--- TASK DIRECTIONS ---
Extract every record, exactly as written, and ignore the pictures.

_ _ _ _ _ _ _

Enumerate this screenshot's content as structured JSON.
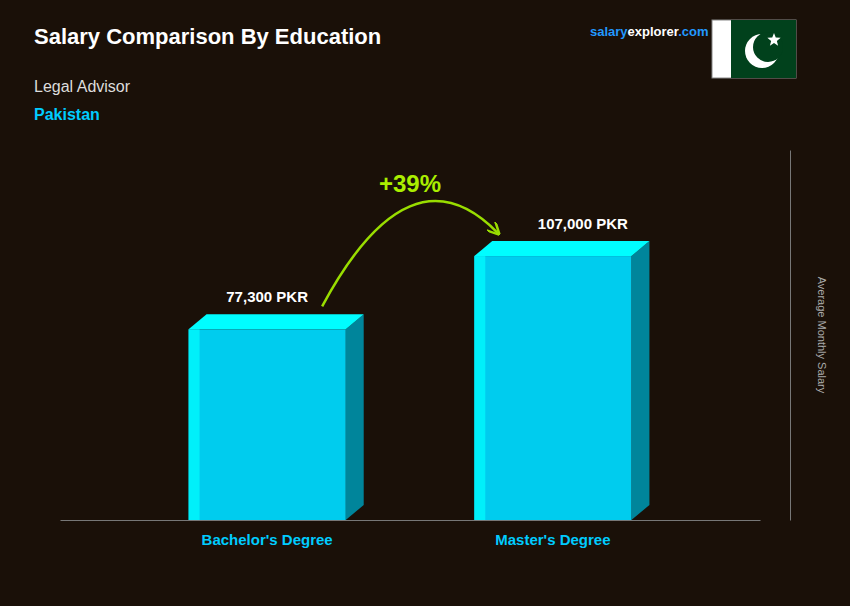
{
  "chart_data": {
    "type": "bar",
    "title": "Salary Comparison By Education",
    "subtitle": "Legal Advisor",
    "annotations": [
      {
        "text": "Pakistan",
        "color": "#00CCFF"
      },
      {
        "text": "salary",
        "color": "#2299FF"
      },
      {
        "text": "explorer",
        "color": "#FFFFFF"
      },
      {
        "text": ".com",
        "color": "#2299FF"
      },
      {
        "text": "+39%",
        "color": "#AAEE00"
      }
    ],
    "ylabel": "Average Monthly Salary",
    "categories": [
      "Bachelor's Degree",
      "Master's Degree"
    ],
    "values": [
      77300,
      107000
    ],
    "value_labels": [
      "77,300 PKR",
      "107,000 PKR"
    ],
    "data_labels": true,
    "color": "#00CCEE",
    "ylim": [
      0,
      150000
    ],
    "grid": false,
    "tick_labels": "x"
  }
}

_ _ _ _ _ _ _

--- RESPONSE FOR THIS EXERCISE ---
Enumerate this screenshot's content as structured JSON.
{
  "chart_data": {
    "type": "bar",
    "title": "Salary Comparison By Education",
    "subtitle": "Legal Advisor",
    "annotations": [
      {
        "text": "Pakistan",
        "color": "#00CCFF"
      },
      {
        "text": "salary",
        "color": "#2299FF"
      },
      {
        "text": "explorer",
        "color": "#FFFFFF"
      },
      {
        "text": ".com",
        "color": "#2299FF"
      },
      {
        "text": "+39%",
        "color": "#AAEE00"
      }
    ],
    "ylabel": "Average Monthly Salary",
    "categories": [
      "Bachelor's Degree",
      "Master's Degree"
    ],
    "values": [
      77300,
      107000
    ],
    "value_labels": [
      "77,300 PKR",
      "107,000 PKR"
    ],
    "data_labels": true,
    "color": "#00CCEE",
    "ylim": [
      0,
      150000
    ],
    "grid": false,
    "tick_labels": "x"
  }
}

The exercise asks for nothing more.